DATASET RECORDS =>

-------------------------

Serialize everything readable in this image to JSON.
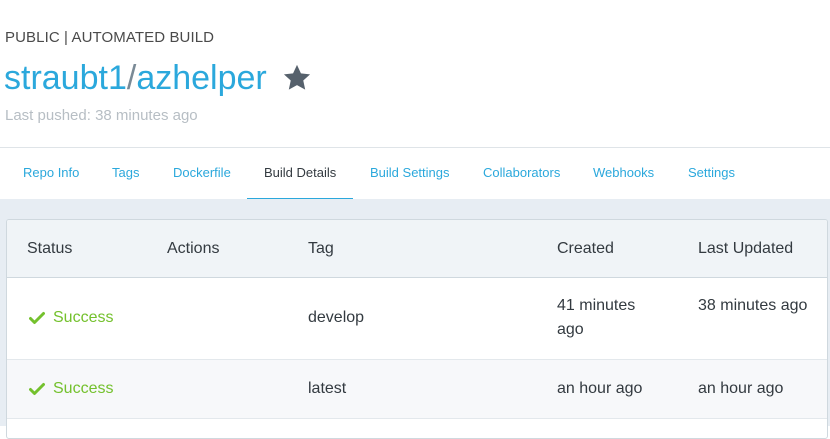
{
  "header": {
    "visibility": "PUBLIC | AUTOMATED BUILD",
    "namespace": "straubt1",
    "separator": "/",
    "repo": "azhelper",
    "last_pushed": "Last pushed: 38 minutes ago",
    "star_icon": "star-icon"
  },
  "tabs": [
    {
      "label": "Repo Info"
    },
    {
      "label": "Tags"
    },
    {
      "label": "Dockerfile"
    },
    {
      "label": "Build Details",
      "active": true
    },
    {
      "label": "Build Settings"
    },
    {
      "label": "Collaborators"
    },
    {
      "label": "Webhooks"
    },
    {
      "label": "Settings"
    }
  ],
  "table": {
    "columns": [
      "Status",
      "Actions",
      "Tag",
      "Created",
      "Last Updated"
    ],
    "rows": [
      {
        "status": "Success",
        "actions": "",
        "tag": "develop",
        "created": "41 minutes ago",
        "updated": "38 minutes ago"
      },
      {
        "status": "Success",
        "actions": "",
        "tag": "latest",
        "created": "an hour ago",
        "updated": "an hour ago"
      }
    ]
  },
  "colors": {
    "accent": "#2ba8dc",
    "success": "#74c12d",
    "star": "#56616c",
    "muted": "#b7bec4"
  }
}
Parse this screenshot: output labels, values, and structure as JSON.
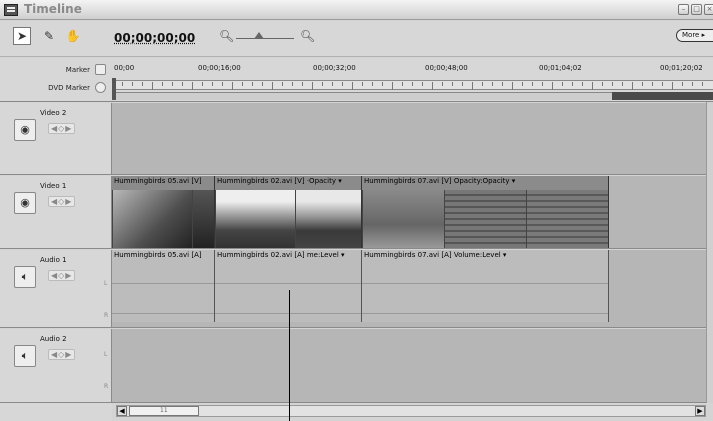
{
  "window": {
    "title": "Timeline"
  },
  "toolbar": {
    "timecode": "00;00;00;00",
    "more_label": "More ▸"
  },
  "ruler": {
    "marker_label": "Marker",
    "dvd_marker_label": "DVD Marker",
    "times": [
      "00;00",
      "00;00;16;00",
      "00;00;32;00",
      "00;00;48;00",
      "00;01;04;02",
      "00;01;20;02"
    ]
  },
  "tracks": {
    "video2": {
      "name": "Video 2"
    },
    "video1": {
      "name": "Video 1",
      "clips": [
        "Hummingbirds 05.avi [V]",
        "Hummingbirds 02.avi [V] ·Opacity ▾",
        "Hummingbirds 07.avi [V] Opacity:Opacity ▾"
      ]
    },
    "audio1": {
      "name": "Audio 1",
      "clips": [
        "Hummingbirds 05.avi [A]",
        "Hummingbirds 02.avi [A] me:Level ▾",
        "Hummingbirds 07.avi [A] Volume:Level ▾"
      ]
    },
    "audio2": {
      "name": "Audio 2"
    }
  },
  "channels": {
    "left": "L",
    "right": "R"
  },
  "scroll": {
    "label": "11"
  },
  "colors": {
    "track_bg": "#b6b6b6",
    "panel_bg": "#d7d7d7",
    "work_area_end": "#4a4a4a"
  }
}
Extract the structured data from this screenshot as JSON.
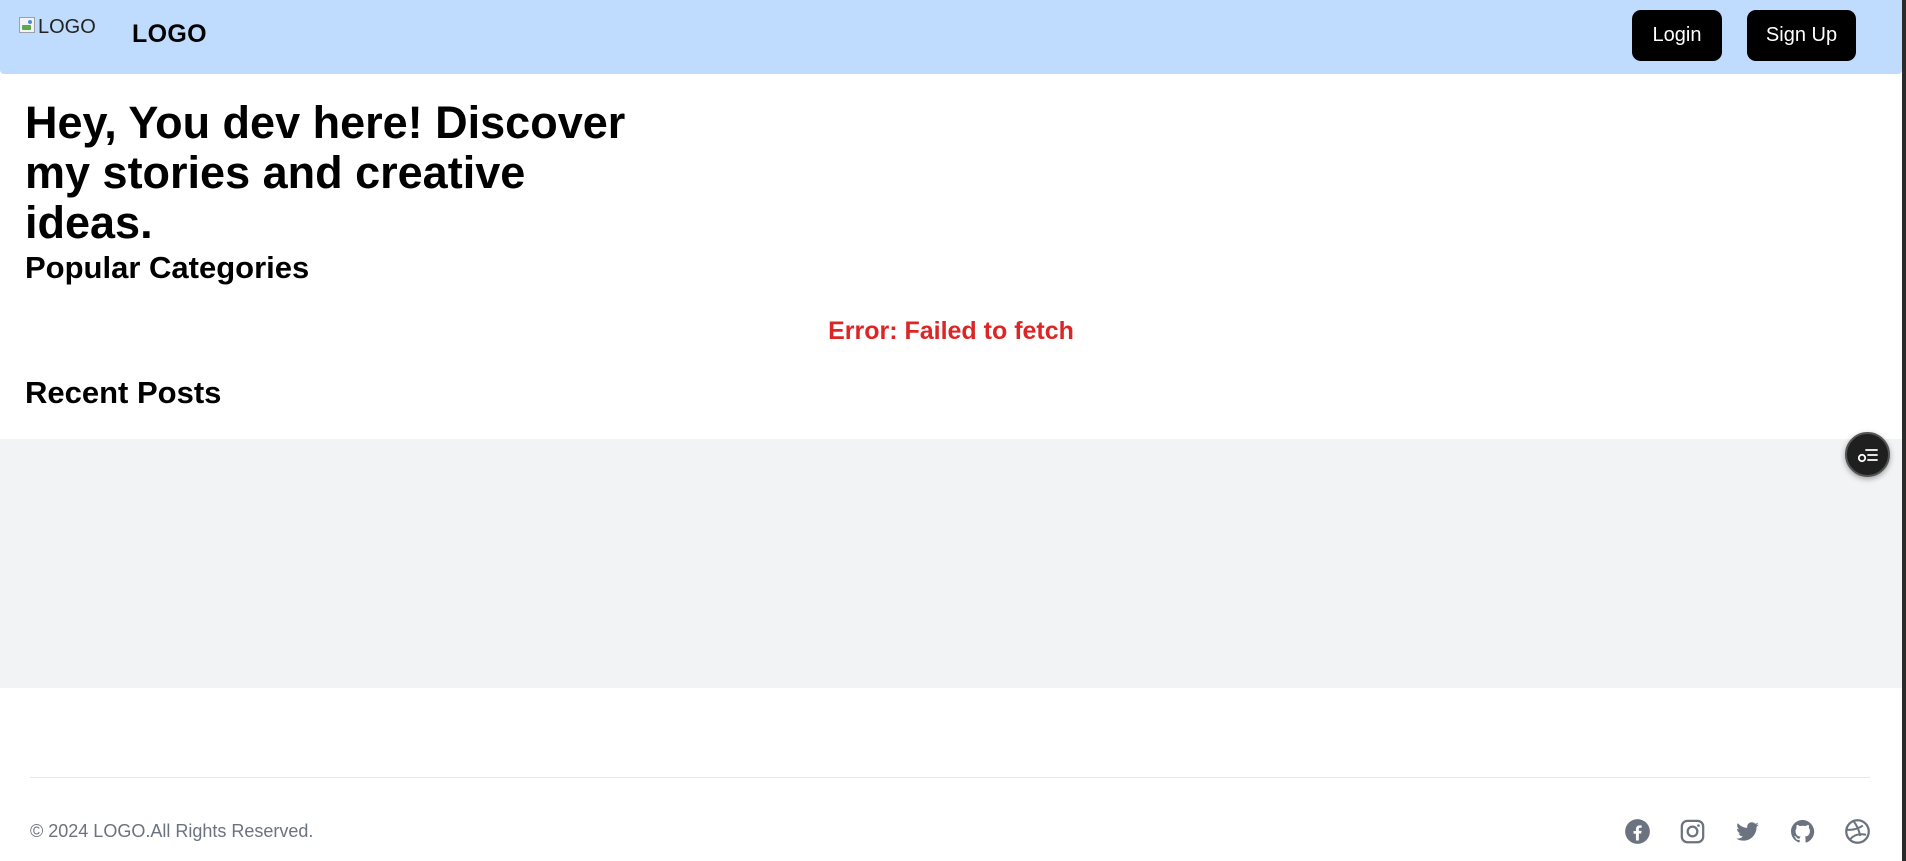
{
  "navbar": {
    "logo_alt": "LOGO",
    "logo_text": "LOGO",
    "login_label": "Login",
    "signup_label": "Sign Up",
    "background_color": "#bfdbfe"
  },
  "hero": {
    "bold_text": "Hey, You dev here!",
    "regular_text": "Discover my stories and creative ideas."
  },
  "sections": {
    "popular_title": "Popular Categories",
    "error_message": "Error: Failed to fetch",
    "error_color": "#dc2626",
    "recent_title": "Recent Posts"
  },
  "floating_button": {
    "icon": "menu-toggle-icon"
  },
  "footer": {
    "copyright": "© 2024 LOGO.All Rights Reserved.",
    "social_icons": [
      "facebook-icon",
      "instagram-icon",
      "twitter-icon",
      "github-icon",
      "dribbble-icon"
    ]
  }
}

-------------------------

AIM =>
Every entry must be written out exactly, with all pictures left out.

THE RESULT =>
Serialize everything readable in this image to JSON.
{
  "header": {
    "visibility": "PUBLIC | AUTOMATED BUILD",
    "namespace": "straubt1",
    "separator": "/",
    "repo": "azhelper",
    "last_pushed": "Last pushed: 38 minutes ago",
    "star_icon": "star-icon"
  },
  "tabs": [
    {
      "label": "Repo Info"
    },
    {
      "label": "Tags"
    },
    {
      "label": "Dockerfile"
    },
    {
      "label": "Build Details",
      "active": true
    },
    {
      "label": "Build Settings"
    },
    {
      "label": "Collaborators"
    },
    {
      "label": "Webhooks"
    },
    {
      "label": "Settings"
    }
  ],
  "table": {
    "columns": [
      "Status",
      "Actions",
      "Tag",
      "Created",
      "Last Updated"
    ],
    "rows": [
      {
        "status": "Success",
        "actions": "",
        "tag": "develop",
        "created": "41 minutes ago",
        "updated": "38 minutes ago"
      },
      {
        "status": "Success",
        "actions": "",
        "tag": "latest",
        "created": "an hour ago",
        "updated": "an hour ago"
      }
    ]
  },
  "colors": {
    "accent": "#2ba8dc",
    "success": "#74c12d",
    "star": "#56616c",
    "muted": "#b7bec4"
  }
}
Parse this screenshot: output labels, values, and structure as JSON.
{
  "window": {
    "title": "Timeline"
  },
  "toolbar": {
    "timecode": "00;00;00;00",
    "more_label": "More ▸"
  },
  "ruler": {
    "marker_label": "Marker",
    "dvd_marker_label": "DVD Marker",
    "times": [
      "00;00",
      "00;00;16;00",
      "00;00;32;00",
      "00;00;48;00",
      "00;01;04;02",
      "00;01;20;02"
    ]
  },
  "tracks": {
    "video2": {
      "name": "Video 2"
    },
    "video1": {
      "name": "Video 1",
      "clips": [
        "Hummingbirds 05.avi [V]",
        "Hummingbirds 02.avi [V] ·Opacity ▾",
        "Hummingbirds 07.avi [V] Opacity:Opacity ▾"
      ]
    },
    "audio1": {
      "name": "Audio 1",
      "clips": [
        "Hummingbirds 05.avi [A]",
        "Hummingbirds 02.avi [A] me:Level ▾",
        "Hummingbirds 07.avi [A] Volume:Level ▾"
      ]
    },
    "audio2": {
      "name": "Audio 2"
    }
  },
  "channels": {
    "left": "L",
    "right": "R"
  },
  "scroll": {
    "label": "11"
  },
  "colors": {
    "track_bg": "#b6b6b6",
    "panel_bg": "#d7d7d7",
    "work_area_end": "#4a4a4a"
  }
}
Extract the structured data from this screenshot as JSON.
{
  "navbar": {
    "logo_alt": "LOGO",
    "logo_text": "LOGO",
    "login_label": "Login",
    "signup_label": "Sign Up",
    "background_color": "#bfdbfe"
  },
  "hero": {
    "bold_text": "Hey, You dev here!",
    "regular_text": "Discover my stories and creative ideas."
  },
  "sections": {
    "popular_title": "Popular Categories",
    "error_message": "Error: Failed to fetch",
    "error_color": "#dc2626",
    "recent_title": "Recent Posts"
  },
  "floating_button": {
    "icon": "menu-toggle-icon"
  },
  "footer": {
    "copyright": "© 2024 LOGO.All Rights Reserved.",
    "social_icons": [
      "facebook-icon",
      "instagram-icon",
      "twitter-icon",
      "github-icon",
      "dribbble-icon"
    ]
  }
}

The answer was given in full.